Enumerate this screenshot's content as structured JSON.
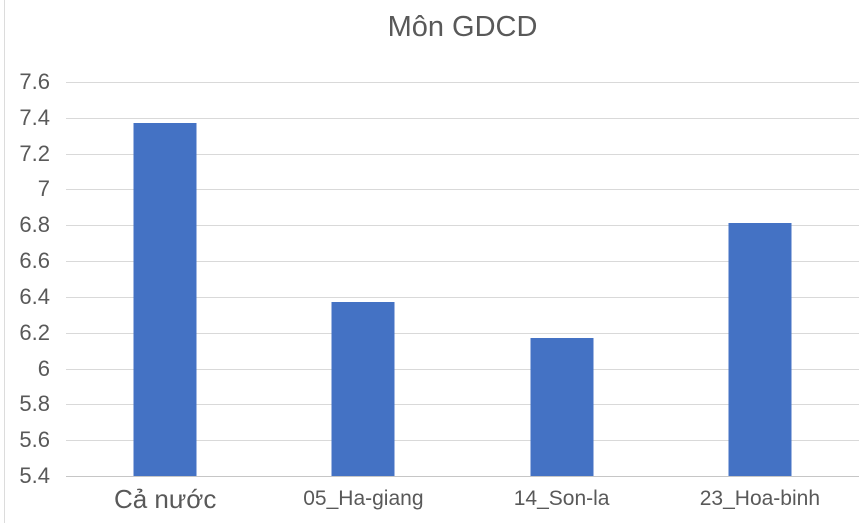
{
  "chart_data": {
    "type": "bar",
    "title": "Môn GDCD",
    "categories": [
      "Cả nước",
      "05_Ha-giang",
      "14_Son-la",
      "23_Hoa-binh"
    ],
    "values": [
      7.37,
      6.37,
      6.17,
      6.81
    ],
    "xlabel": "",
    "ylabel": "",
    "ylim": [
      5.4,
      7.6
    ],
    "ytick_step": 0.2,
    "yticks": [
      "7.6",
      "7.4",
      "7.2",
      "7",
      "6.8",
      "6.6",
      "6.4",
      "6.2",
      "6",
      "5.8",
      "5.6",
      "5.4"
    ],
    "grid": true,
    "legend": false,
    "bar_color": "#4472C4",
    "gridline_color": "#D9D9D9",
    "axis_line_color": "#C6C6C6",
    "text_color": "#595959",
    "background_color": "#FFFFFF"
  }
}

● ● ● ● ● ● ●

Go through the listing above and write it out again exactly, dropping the pictures.

Enumerate this screenshot's content as structured JSON.
{
  "chart_data": {
    "type": "bar",
    "title": "Môn GDCD",
    "categories": [
      "Cả nước",
      "05_Ha-giang",
      "14_Son-la",
      "23_Hoa-binh"
    ],
    "values": [
      7.37,
      6.37,
      6.17,
      6.81
    ],
    "xlabel": "",
    "ylabel": "",
    "ylim": [
      5.4,
      7.6
    ],
    "ytick_step": 0.2,
    "yticks": [
      "7.6",
      "7.4",
      "7.2",
      "7",
      "6.8",
      "6.6",
      "6.4",
      "6.2",
      "6",
      "5.8",
      "5.6",
      "5.4"
    ],
    "grid": true,
    "legend": false,
    "bar_color": "#4472C4",
    "gridline_color": "#D9D9D9",
    "axis_line_color": "#C6C6C6",
    "text_color": "#595959",
    "background_color": "#FFFFFF"
  }
}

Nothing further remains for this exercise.